§ **Texte cité**
J’ai trouvé que Fiston, comme ses parents, ne peut pas avoir de nom (en fait il en a parfois un, Fiston s’appellerait apparemment parfois Toto, mais Toto ce n’est presque pas un nom, c’est plutôt un gabarit de nom…). Caractériser mieux que ça les personnages m’aurait paru une erreur, ça m’aurait paru trop précis, ou plutôt ç’aurait été une imprécision par rapport au fait qu’ils sont apparus pour moi plutôt comme des tempéraments que comme des personnages de fiction, personnages classiques qui auraient un nom inventé, une histoire personnelle inventée, avec des événements passés qui les auraient construits, etc… ; ce qui ne les empêche pas du tout, je crois, d’incarner quelque chose de vivant en fin de compte, et de plus vivant peut-être que s’ils avaient été moins « nus ».

Voitachewski : vous semblez très attaché à ces personnages. C’est en les développant et les voyant vivre d’eux-mêmes que vous avez décidé de vous lancer dans une trilogie ? Ou est-ce une idée qui vous tenait à cœur depuis plus longtemps ?

Lucas Méthé : Je pensais en avoir fini après le premier tome, mais au moment de terminer j’ai commencé à avoir des idées pour poursuivre. Un ami, lecteur de la première heure, m’avait aussi suggéré de poursuivre, il avait l’air d’imaginer une grande fresque, ce à quoi je n’aurais peut-être pas pensé tout seul. Donc je m’y suis mis, et j’ai réalisé ce deuxième tome presque tout d’une traite, sur une petite année (le premier s’était étalé au moins sur cinq ou six ans, je pense, en travaillant sur de brèves périodes parfois très espacées). Et au moment de finir ce deuxième, il m’a semblé que cette fin pouvait de nouveau être un point de départ. Voilà tout ! En fait ce n’est pas une trilogie. Je ne sais pas ce que c’est.

Voitachewski : Papa Maman Fiston ainsi que Jeannot et Rebecca ont été sélectionnés pour plusieurs prix assez prestigieux. Comment vivez-vous cette reconnaissance tardive ?

§ **Lignes fournies**
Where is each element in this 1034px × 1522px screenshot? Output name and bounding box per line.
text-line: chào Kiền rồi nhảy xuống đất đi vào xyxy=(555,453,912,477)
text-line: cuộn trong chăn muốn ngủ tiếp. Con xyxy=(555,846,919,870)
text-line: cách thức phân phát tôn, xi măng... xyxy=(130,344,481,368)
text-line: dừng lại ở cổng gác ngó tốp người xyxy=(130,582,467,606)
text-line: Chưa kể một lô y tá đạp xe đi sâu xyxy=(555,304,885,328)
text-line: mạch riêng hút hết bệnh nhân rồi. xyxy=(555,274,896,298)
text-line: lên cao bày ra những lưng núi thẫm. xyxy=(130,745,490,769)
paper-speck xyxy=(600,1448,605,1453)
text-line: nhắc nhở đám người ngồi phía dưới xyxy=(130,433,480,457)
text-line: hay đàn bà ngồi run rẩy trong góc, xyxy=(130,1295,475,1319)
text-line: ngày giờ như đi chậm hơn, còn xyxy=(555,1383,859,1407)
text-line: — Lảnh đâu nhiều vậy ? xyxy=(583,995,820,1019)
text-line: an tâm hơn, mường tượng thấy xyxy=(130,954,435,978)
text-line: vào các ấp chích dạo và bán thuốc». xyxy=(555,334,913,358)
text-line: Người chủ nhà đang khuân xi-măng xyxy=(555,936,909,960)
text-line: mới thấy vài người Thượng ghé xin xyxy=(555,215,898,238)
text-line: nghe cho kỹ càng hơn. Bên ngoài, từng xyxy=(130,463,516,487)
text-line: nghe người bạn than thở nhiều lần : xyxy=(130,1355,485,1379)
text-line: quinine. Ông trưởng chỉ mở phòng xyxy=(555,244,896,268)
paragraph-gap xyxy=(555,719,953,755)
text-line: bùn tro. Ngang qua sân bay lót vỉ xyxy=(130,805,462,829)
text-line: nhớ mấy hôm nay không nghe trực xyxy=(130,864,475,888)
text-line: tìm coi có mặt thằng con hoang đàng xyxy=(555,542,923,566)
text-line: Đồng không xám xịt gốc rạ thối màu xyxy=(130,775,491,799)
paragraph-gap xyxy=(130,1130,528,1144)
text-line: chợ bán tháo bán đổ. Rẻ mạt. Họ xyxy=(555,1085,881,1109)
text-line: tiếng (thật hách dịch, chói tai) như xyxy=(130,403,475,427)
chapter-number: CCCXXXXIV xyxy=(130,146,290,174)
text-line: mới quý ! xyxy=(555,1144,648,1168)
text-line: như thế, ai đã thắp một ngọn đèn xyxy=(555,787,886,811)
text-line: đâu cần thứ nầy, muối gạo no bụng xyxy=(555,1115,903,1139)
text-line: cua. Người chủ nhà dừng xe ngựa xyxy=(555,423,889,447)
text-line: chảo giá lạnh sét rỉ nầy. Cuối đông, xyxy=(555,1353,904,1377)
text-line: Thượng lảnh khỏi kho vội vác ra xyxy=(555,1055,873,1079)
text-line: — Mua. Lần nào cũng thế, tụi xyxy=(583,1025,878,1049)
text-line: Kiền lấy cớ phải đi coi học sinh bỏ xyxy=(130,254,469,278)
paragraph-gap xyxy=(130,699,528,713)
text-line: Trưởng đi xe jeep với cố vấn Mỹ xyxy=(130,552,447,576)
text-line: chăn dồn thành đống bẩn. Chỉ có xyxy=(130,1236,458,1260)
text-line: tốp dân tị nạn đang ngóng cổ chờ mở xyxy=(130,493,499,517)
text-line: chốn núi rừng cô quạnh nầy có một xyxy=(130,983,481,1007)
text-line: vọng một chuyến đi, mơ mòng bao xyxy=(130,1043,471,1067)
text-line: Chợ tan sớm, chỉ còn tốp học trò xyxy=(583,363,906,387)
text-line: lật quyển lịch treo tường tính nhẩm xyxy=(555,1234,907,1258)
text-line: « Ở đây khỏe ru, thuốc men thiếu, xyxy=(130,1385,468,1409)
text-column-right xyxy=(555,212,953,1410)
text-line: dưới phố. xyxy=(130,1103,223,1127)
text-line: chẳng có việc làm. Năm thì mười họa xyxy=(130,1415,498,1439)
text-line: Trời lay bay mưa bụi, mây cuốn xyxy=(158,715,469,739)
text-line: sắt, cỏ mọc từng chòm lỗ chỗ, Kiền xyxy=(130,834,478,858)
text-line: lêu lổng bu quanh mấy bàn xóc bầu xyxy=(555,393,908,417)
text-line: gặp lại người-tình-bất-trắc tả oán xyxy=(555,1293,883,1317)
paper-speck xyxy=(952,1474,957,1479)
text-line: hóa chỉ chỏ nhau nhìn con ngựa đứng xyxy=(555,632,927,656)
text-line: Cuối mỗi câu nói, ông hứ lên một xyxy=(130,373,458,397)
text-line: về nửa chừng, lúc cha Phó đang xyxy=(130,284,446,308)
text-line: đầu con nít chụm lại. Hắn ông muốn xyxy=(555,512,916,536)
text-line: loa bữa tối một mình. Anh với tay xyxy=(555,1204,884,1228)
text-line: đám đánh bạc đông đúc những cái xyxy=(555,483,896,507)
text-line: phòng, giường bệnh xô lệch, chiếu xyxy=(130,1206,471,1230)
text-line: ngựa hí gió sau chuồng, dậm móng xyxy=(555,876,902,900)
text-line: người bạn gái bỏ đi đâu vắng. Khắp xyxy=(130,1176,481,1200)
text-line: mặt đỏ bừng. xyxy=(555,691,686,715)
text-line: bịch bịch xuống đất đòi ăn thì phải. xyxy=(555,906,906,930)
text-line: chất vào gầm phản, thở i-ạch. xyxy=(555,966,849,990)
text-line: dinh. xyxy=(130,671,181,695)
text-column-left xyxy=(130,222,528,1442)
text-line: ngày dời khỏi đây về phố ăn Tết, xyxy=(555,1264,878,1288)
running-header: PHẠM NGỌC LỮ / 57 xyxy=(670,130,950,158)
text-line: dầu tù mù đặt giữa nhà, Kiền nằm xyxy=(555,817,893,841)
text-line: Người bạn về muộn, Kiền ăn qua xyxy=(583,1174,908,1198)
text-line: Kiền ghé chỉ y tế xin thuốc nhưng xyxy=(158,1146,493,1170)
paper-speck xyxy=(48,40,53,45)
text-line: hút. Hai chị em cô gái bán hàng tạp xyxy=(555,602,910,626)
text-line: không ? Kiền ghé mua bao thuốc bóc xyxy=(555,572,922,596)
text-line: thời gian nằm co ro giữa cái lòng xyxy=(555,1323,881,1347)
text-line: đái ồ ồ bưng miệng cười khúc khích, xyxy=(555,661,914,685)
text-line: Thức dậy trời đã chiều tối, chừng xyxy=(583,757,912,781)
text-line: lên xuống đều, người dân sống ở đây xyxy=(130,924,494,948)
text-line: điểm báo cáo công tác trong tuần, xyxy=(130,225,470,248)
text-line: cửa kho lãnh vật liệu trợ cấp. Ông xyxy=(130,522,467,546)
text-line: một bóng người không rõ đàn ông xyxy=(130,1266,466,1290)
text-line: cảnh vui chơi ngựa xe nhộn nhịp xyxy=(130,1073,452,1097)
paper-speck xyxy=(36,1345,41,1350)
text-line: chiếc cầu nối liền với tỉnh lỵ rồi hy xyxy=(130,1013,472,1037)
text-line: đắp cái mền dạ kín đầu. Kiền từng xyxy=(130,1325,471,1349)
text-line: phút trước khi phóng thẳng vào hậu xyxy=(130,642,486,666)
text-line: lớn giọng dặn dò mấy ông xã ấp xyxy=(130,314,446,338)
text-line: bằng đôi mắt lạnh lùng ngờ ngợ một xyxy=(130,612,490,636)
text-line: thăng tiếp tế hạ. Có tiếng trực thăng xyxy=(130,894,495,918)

§ **À faire**
1. Recopiez le passage de l'entretien situé entre « Lucas Méthé : Je » et « cette reconnaissance tardive ? », bornes comprises, en remplaçant « tome » par « volume ».
2. D'après l'entretien, en combien de temps le deuxième tome a-t-il été réalisé ?
3. Résumez plus brièvement le paragraphe de l'entretien qui commence par « Lucas Méthé : Je pensais en avoir fini », sans perdre ses faits principaux.

§ **Réponses attendues**
1.
Lucas Méthé : Je pensais en avoir fini après le premier volume, mais au moment de terminer j’ai commencé à avoir des idées pour poursuivre. Un ami, lecteur de la première heure, m’avait aussi suggéré de poursuivre, il avait l’air d’imaginer une grande fresque, ce à quoi je n’aurais peut-être pas pensé tout seul. Donc je m’y suis mis, et j’ai réalisé ce deuxième volume presque tout d’une traite, sur une petite année (le premier s’était étalé au moins sur cinq ou six ans, je pense, en travaillant sur de brèves périodes parfois très espacées). Et au moment de finir ce deuxième, il m’a semblé que cette fin pouvait de nouveau être un point de départ. Voilà tout ! En fait ce n’est pas une trilogie. Je ne sais pas ce que c’est.

Voitachewski : Papa Maman Fiston ainsi que Jeannot et Rebecca ont été sélectionnés pour plusieurs prix assez prestigieux. Comment vivez-vous cette reconnaissance tardive ?

2. Presque tout d'une traite, sur une petite année.

3. Je croyais avoir terminé après le premier tome, mais des idées de suite sont venues au moment de le finir. Un ami, lecteur de la première heure, imaginait une grande fresque et m'avait suggéré de continuer. Le deuxième tome a été fait presque d'une traite en une petite année, alors que le premier s'était étalé sur au moins cinq ou six ans, par brèves périodes parfois très espacées. La fin du deuxième m'a semblé pouvoir redevenir un point de départ. Ce n'est donc pas une trilogie, et je ne sais pas ce que c'est.